Do this »
In the entries below, how many lines hold the string "ylabel"? Give only the number.

Records shown »
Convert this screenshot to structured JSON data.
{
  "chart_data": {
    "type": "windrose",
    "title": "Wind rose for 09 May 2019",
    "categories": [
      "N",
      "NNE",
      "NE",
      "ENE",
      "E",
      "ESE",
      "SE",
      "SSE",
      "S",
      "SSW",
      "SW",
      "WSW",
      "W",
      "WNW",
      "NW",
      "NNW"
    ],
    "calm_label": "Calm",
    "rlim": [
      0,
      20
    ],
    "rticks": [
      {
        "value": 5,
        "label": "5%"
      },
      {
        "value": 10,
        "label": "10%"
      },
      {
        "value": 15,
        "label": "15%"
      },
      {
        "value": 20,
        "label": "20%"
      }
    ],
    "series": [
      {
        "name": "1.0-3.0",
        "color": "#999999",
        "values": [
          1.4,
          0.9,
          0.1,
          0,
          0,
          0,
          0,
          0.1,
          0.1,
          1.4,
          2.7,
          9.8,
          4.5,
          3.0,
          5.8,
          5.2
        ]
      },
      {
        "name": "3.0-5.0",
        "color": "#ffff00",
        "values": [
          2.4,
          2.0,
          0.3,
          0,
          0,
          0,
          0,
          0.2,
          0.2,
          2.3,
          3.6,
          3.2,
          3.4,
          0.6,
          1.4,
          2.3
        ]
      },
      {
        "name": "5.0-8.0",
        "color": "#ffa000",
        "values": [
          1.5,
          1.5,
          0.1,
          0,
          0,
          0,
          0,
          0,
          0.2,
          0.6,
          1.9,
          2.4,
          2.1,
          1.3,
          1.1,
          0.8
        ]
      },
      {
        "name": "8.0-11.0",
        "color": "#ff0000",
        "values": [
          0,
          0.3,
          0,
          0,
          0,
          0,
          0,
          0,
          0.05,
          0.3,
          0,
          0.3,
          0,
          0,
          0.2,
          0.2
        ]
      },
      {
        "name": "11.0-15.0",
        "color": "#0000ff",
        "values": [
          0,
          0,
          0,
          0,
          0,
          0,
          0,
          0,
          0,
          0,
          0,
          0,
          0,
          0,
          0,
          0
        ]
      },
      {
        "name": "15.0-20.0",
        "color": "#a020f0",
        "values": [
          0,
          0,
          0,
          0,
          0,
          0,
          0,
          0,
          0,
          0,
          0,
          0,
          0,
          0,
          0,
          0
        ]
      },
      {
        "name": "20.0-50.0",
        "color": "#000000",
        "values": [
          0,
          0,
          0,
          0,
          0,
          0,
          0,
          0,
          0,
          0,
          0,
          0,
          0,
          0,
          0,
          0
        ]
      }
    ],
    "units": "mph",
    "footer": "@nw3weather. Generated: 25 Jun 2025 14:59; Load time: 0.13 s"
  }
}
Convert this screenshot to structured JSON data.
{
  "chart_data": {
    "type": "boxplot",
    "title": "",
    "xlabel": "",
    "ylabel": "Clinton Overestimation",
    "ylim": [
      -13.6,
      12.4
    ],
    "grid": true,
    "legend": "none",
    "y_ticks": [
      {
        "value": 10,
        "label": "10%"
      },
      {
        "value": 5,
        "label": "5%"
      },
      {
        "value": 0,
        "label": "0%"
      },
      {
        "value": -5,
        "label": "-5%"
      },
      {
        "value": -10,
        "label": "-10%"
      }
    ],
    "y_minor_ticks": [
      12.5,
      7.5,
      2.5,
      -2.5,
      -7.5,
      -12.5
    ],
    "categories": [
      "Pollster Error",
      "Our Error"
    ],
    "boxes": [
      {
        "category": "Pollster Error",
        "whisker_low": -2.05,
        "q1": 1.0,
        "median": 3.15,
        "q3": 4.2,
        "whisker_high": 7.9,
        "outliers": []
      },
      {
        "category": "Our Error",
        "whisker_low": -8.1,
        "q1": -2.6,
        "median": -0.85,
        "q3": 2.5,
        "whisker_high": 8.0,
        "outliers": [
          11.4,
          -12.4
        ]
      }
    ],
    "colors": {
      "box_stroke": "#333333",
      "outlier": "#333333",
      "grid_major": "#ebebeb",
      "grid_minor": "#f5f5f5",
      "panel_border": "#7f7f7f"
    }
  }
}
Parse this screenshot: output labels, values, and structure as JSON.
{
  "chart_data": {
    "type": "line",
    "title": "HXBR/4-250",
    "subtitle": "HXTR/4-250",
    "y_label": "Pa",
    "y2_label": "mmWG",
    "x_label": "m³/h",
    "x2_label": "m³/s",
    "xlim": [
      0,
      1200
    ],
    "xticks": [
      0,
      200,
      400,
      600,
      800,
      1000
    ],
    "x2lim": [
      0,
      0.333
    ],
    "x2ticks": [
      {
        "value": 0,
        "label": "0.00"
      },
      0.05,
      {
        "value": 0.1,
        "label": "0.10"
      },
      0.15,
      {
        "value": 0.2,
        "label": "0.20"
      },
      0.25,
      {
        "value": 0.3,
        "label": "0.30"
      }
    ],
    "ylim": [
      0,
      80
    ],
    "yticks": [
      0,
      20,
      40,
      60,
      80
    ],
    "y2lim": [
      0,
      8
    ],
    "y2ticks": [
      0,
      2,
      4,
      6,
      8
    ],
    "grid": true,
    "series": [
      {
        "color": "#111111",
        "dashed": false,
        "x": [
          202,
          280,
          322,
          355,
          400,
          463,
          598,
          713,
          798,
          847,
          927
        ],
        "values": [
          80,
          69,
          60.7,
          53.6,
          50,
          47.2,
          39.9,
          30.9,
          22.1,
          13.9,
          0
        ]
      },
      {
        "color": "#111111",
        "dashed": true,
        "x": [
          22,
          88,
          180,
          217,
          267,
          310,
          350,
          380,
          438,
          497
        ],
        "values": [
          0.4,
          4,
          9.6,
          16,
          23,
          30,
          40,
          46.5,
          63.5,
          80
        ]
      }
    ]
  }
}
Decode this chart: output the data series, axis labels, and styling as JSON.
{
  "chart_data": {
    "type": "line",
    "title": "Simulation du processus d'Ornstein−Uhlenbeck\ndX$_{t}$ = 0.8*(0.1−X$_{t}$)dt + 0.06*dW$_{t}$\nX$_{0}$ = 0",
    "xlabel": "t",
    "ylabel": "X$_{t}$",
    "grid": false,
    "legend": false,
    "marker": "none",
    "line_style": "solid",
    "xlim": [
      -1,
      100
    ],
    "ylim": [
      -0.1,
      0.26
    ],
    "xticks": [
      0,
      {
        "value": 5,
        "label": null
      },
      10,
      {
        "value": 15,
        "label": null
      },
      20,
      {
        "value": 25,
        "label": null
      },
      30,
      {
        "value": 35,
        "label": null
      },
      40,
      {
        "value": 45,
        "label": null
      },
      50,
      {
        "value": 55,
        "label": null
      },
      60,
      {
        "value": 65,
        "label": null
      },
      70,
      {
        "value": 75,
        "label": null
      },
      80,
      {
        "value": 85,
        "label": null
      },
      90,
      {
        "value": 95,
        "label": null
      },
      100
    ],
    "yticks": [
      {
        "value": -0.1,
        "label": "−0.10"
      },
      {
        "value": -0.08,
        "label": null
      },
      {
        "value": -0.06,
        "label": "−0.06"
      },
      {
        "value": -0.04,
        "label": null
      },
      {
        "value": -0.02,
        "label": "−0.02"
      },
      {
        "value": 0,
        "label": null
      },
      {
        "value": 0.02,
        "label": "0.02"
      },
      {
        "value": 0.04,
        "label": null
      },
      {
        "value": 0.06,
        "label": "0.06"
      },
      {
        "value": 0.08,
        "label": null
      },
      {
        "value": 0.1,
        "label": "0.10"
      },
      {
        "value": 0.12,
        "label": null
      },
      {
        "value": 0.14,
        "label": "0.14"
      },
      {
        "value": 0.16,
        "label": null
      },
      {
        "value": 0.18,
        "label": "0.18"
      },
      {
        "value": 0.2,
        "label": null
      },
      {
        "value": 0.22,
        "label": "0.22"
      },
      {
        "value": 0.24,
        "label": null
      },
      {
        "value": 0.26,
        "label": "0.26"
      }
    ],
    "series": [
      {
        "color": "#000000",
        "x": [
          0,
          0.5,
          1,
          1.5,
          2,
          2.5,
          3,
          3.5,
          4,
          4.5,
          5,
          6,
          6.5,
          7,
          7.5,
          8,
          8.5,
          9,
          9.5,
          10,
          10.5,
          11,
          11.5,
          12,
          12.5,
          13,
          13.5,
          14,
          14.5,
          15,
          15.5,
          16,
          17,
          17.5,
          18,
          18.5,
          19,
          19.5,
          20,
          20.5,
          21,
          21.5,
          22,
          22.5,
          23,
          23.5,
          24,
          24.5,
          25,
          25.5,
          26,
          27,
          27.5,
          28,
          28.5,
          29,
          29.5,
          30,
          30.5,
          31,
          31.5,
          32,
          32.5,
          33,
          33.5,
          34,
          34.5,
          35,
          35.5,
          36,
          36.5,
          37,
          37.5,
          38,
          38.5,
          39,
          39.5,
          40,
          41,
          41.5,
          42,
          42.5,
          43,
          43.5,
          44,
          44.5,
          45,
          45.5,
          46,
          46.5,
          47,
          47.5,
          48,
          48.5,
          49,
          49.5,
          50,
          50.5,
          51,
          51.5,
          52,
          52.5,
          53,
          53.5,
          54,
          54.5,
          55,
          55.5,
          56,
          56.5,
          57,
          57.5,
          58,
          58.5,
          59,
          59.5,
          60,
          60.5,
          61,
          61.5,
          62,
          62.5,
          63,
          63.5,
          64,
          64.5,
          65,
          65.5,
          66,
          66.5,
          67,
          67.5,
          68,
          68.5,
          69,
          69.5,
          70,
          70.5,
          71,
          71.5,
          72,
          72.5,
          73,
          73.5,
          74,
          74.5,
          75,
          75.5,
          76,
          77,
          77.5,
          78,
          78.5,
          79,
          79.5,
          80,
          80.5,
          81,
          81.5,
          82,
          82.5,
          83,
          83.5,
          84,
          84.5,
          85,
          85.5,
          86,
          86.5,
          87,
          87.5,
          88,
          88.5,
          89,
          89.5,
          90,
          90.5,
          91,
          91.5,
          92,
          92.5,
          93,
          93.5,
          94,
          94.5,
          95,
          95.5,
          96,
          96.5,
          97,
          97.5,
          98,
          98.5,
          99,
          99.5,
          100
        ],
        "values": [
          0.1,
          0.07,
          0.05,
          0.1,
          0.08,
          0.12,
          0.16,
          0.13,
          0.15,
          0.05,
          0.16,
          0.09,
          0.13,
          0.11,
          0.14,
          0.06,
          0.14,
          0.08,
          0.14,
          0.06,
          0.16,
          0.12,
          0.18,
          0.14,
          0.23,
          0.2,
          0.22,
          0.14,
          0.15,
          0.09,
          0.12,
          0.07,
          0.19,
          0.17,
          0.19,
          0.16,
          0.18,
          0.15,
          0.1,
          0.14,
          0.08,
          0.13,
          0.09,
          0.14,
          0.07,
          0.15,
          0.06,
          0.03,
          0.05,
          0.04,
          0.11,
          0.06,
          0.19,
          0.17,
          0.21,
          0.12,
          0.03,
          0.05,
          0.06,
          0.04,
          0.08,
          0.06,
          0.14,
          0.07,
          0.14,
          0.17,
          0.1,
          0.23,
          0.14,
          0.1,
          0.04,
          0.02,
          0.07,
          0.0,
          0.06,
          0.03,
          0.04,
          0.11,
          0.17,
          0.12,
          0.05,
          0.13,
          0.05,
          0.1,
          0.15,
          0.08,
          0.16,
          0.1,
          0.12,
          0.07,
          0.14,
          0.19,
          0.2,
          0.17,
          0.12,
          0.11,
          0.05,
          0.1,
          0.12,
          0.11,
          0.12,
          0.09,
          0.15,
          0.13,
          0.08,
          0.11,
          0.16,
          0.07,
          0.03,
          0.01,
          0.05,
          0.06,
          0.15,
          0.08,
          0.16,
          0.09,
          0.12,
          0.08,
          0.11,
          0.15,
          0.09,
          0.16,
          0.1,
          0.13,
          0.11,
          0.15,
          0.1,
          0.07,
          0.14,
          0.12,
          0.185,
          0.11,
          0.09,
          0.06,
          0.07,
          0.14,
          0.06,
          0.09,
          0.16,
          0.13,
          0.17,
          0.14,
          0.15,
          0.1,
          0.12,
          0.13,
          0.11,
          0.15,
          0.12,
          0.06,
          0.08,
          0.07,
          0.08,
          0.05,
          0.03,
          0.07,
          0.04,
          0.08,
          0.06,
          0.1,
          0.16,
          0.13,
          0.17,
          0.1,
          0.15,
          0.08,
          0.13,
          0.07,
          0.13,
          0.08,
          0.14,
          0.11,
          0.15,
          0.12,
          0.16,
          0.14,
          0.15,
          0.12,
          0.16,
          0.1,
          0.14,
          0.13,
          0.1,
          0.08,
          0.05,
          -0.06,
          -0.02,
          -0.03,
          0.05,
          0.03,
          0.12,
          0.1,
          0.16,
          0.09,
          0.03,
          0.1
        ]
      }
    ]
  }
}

Exercise answer »
2